Quote only the lines that start at the line with "Give me a plain-text" and run to the end of the entries; omit the pictures.

___ DATA PROVIDED

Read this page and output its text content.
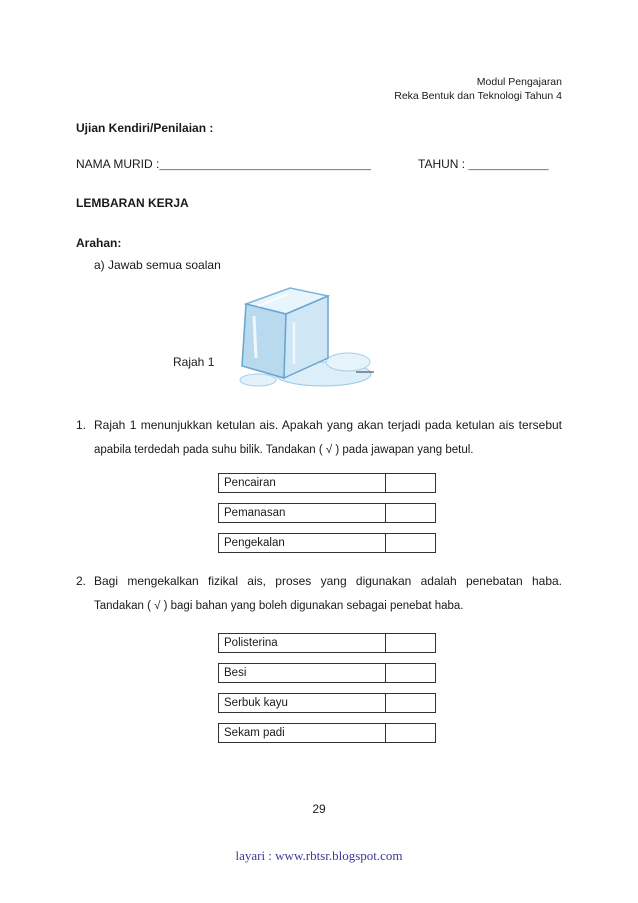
Modul Pengajaran
Reka Bentuk dan Teknologi Tahun 4
Ujian Kendiri/Penilaian :
NAMA MURID :____________________________________________	TAHUN : ________________
LEMBARAN KERJA
Arahan:
a) Jawab semua soalan
Rajah 1
1. Rajah 1 menunjukkan ketulan ais. Apakah yang akan terjadi pada ketulan ais tersebut
apabila terdedah pada suhu bilik. Tandakan ( √ ) pada jawapan yang betul.
Pencairan
Pemanasan
Pengekalan
2. Bagi mengekalkan fizikal ais, proses yang digunakan adalah penebatan haba.
Tandakan ( √ ) bagi bahan yang boleh digunakan sebagai penebat haba.
Polisterina
Besi
Serbuk kayu
Sekam padi
29
layari : www.rbtsr.blogspot.com
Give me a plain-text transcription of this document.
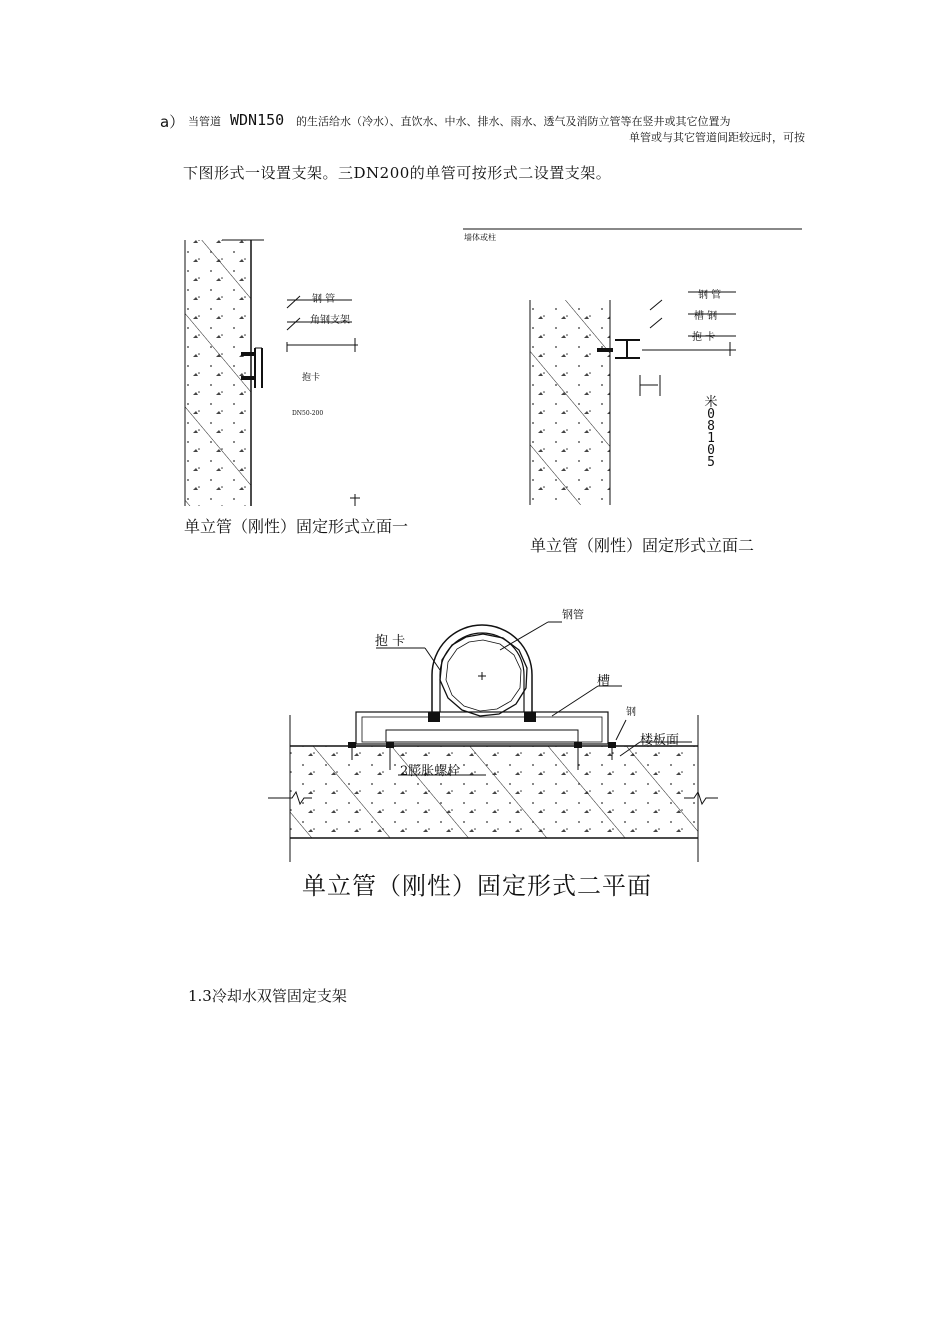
a） 当管道 WDN150 的生活给水（冷水）、直饮水、中水、排水、雨水、透气及消防立管等在竖井或其它位置为
单管或与其它管道间距较远时，可按
下图形式一设置支架。三DN200的单管可按形式二设置支架。
钢 管
角钢支架
抱卡
DN50-200
单立管（刚性）固定形式立面一
墙体或柱
钢 管
槽 钢
抱 卡
米
0
8
1
0
5
单立管（刚性）固定形式立面二
钢管
抱 卡
槽
钢
楼板面
2膨胀螺栓
单立管（刚性）固定形式二平面
1.3冷却水双管固定支架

______

■ COMPLETE ANSWER ■
Give me a plain-text transcription of this document.
a） 当管道 WDN150 的生活给水（冷水）、直饮水、中水、排水、雨水、透气及消防立管等在竖井或其它位置为
单管或与其它管道间距较远时，可按
下图形式一设置支架。三DN200的单管可按形式二设置支架。
钢 管
角钢支架
抱卡
DN50-200
单立管（刚性）固定形式立面一
墙体或柱
钢 管
槽 钢
抱 卡
米
0
8
1
0
5
单立管（刚性）固定形式立面二
钢管
抱 卡
槽
钢
楼板面
2膨胀螺栓
单立管（刚性）固定形式二平面
1.3冷却水双管固定支架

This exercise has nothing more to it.